_Tugas yang Diminta_:
Lanjutkan teks tentang sifat fisik mineral mulai dari bagian terakhir yang tertulis.

_Teks Bacaan_:
Umumnya terdapat pada mineral-mineral yang tembus cahaya, seperti kuarsa, kalsit.
·         Kilap
Adalah kesan mineral akibat pantulan cahaya yang dikenakan padanya. Kilap
dibedakan menjadi dua, yaitu kilap logam dan kilap bukanlogam. Kilap logam
memberikan kesan seperti logam bila terkena cahaya. Kilap ini biasanya dijumpai pada
mineral-mineral yang mengandung logam atau mineral bijih, seperti emas, galena, pirit,
kalkopirit. Kilap bukan-logam tidak memberikan kesan seperti logam jika terkena cahaya.
Kilap jenis ini dapat dibedakan menjadi :
       Kilap kaca (vitreous luster)
memberikan kesan seperti kaca bila terkena cahaya, misalnya: kalsit, kuarsa, halit.
       Kilap intan (adamantine luster)
memberikan kesan cemerlang seperti intan, contohnya intan
       Kilap sutera (silky luster)
memberikan kesan seperti sutera, umumnya terdapat pada mineral yang mempunyai
struktur serat, seperti asbes, aktinolit, gipsum
       Kilap damar (resinous luster)
memberikan kesan seperti damar, contohnya: sfalerit dan resin
       Kilap mutiara (pearly luster)
memberikan kesan seperti mutiara atau seperti bagian dalam dari kulit kerang,
misalnya talk, dolomit, muskovit, dan tremolit.
       Kilap lemak (greasy luster)
menyerupai lemak atau sabun, contonya talk, serpentin
       Kilap tanah (earthy) atau kirap guram (dull)
kenampakannya buram seperti tanah, misalnya: kaolin, limonit, bentonit.
·         Kekerasan

Adalah ketahanan mineral terhadap suatu goresan. Secara relatif sifat fisik ini
ditentukan dengan menggunakan skala Mohs (1773 - 1839), yang dimulai dari skala 1
yang paling lunak hingga skala 10 untuk mineral yang paling keras. Skala Mohs tersebut
meliputi (1) talk, (2) gipsum, (3) kalsit, (4) fluorit, (5) apatit, (6) feldspar, (7) kuarsa, (8)

_Data Hasil Ekstraksi_:
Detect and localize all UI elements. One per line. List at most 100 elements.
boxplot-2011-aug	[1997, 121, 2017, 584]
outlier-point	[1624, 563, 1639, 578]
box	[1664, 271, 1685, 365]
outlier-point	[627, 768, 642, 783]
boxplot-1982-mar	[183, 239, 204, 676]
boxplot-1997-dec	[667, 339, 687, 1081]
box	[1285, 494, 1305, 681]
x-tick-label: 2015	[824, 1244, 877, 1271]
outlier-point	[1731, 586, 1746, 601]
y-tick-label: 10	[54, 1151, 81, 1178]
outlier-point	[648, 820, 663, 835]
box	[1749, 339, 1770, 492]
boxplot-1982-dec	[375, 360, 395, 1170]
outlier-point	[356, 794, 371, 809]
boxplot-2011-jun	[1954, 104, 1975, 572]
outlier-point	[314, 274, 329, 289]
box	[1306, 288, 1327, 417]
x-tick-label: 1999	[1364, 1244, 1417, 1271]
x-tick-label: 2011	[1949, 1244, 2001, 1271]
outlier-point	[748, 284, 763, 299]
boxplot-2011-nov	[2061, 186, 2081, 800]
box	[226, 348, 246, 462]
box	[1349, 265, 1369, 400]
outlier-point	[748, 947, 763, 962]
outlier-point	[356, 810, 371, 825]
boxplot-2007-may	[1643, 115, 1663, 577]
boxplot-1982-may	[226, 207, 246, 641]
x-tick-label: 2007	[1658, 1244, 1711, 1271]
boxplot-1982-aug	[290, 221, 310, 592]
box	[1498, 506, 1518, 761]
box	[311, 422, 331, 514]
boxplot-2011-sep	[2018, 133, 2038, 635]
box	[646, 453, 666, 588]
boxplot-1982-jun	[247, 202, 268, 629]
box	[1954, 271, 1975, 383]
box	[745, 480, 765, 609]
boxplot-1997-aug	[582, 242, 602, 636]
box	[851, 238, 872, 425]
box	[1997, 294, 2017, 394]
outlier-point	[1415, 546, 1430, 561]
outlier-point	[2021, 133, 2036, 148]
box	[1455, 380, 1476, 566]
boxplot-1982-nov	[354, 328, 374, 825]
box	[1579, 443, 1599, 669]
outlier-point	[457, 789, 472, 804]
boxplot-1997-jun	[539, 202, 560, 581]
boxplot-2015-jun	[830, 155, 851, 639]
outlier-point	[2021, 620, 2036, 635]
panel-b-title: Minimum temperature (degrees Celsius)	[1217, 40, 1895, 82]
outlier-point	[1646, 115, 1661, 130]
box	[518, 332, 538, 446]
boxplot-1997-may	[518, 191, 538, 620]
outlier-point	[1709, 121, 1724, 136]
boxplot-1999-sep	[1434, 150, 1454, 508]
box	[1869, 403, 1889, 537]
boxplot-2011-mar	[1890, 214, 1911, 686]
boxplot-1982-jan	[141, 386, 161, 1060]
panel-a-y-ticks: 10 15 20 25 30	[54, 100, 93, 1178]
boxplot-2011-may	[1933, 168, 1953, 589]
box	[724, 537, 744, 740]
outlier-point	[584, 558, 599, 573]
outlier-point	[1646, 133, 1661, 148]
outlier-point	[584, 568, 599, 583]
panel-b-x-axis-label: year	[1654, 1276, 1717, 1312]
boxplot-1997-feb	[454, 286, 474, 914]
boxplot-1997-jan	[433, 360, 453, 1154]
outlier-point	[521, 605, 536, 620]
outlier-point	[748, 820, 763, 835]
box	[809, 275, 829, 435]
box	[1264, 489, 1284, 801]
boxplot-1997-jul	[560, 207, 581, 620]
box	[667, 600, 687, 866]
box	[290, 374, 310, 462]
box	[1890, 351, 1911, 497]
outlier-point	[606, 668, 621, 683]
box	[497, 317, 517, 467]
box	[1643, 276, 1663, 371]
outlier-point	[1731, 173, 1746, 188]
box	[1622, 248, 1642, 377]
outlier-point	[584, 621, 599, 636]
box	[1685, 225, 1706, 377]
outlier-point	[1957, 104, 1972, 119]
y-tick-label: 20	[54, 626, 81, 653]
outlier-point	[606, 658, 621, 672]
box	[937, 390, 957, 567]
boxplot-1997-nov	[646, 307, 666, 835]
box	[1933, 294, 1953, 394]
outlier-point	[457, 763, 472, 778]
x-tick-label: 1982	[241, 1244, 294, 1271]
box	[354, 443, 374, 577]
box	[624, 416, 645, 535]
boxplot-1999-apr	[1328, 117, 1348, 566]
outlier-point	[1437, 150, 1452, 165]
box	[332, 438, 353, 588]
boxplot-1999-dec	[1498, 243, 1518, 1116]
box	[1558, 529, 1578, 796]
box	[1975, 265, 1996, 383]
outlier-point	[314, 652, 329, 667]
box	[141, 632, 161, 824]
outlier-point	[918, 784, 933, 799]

_Hasil Tugas_:
topaz, (9) korundum, dan (10) intan.
Masing-masing mineral tersebut diatas dapat menggores mineral lain yang bernomor lebih kecil dan dapat digores oleh mineral lain yang bernonor lebih besar.
Dengan lain perkataan SKALA MOHS adalah Skala relative. Dari segi kekerasan mutlak
skala ini masih dapat dipakai sampai yang ke 9, artinya no. 9 kira-kira 9 kali sekeras no.
1, tetapi bagi no. 10 adalah 42 kali sekeras no. 1
Untuk pengukuran kekerasan ini, dapat digunakan alat sederhana seperti kku
tangan, pisau baja dan lain-lain, seperti terlihat pada tabel berikut
·         Gores
Adalah warna mineral dalam bentuk bubuk. Gores / Cerat dapat sama atau
berbeda dengan warna mineral. Umumnya warna gores tetap.
·         Belahan
Adalah kenampakan mineral berdasarkan kemampuannya membelah melalui
bidang-bidang belahan yang rata dan licin. Bidang belahan umumnya sejajar dengan
bidang tertentu dari mineral tersebut. Belahan dibagi berdasarkan bagus tidaknya
permukaan bidang belahan, yaitu :
       Sempurna (perfect), bila bidang belahan sangat rata, bila pecah tidak melalui bidang
belahan agak sukar
       Baik (good), bidang belahan rata, tetapi tidak sebaik yang sempurna, masih dapat
pecah pada arah lain
       Jelas (distinct), bidang belahan jelas, tetapi tidak begitu rata, dapat dipecah pada arah
lain dengan mudah

       Tidak jelas (indistinct), dimana kemungkinan untuk membentuk belahan dan pecahan
akibat adanya tekanan adalah sama besar
       Tidak sempurna (imperfect), dimana bidang belahan sangat tidak rata, sehingga
kemungkinan untuk membentuk belahan sangat kecil daripada untuk membentuk
pecahan.

·         Pecahan
Adalah kemampuan mineral untuk pecah melalui bidang yang tidak rata dan tidak teratur. Pecahan dapat dibedakan menjadi:
       pecahan konkoidal, bila memperlihatkan gelombang yang melengkung di permukaan;

       pecahan berserat/fibrus, bila menunjukkan kenampakan seperti serat, contohnya
asbes, augit;
       pecahan tidak rata, bila memperlihatkan permukaan yang tidak teratur dan kasar,
misalnya pada garnet;
       pecahan rata, bila permukaannya rata dan cukup halus, contohnya: mineral lempung;
       pecahan runcing, bila permukaannya tidak teratur, kasar, dan ujungnya runcing-
runcing, contohnya mineral kelompok logam murni;
       tanah, bila kenampakannya seperti tanah, contohnya mineral lempung.
Bentuk mineral dapat dikatakan kristalin, bila mineral tersebut mempunyai bidang
kristal yang jelas dan disebut amorf, bila tidak mempunyai batasbatas kristal yang jelas.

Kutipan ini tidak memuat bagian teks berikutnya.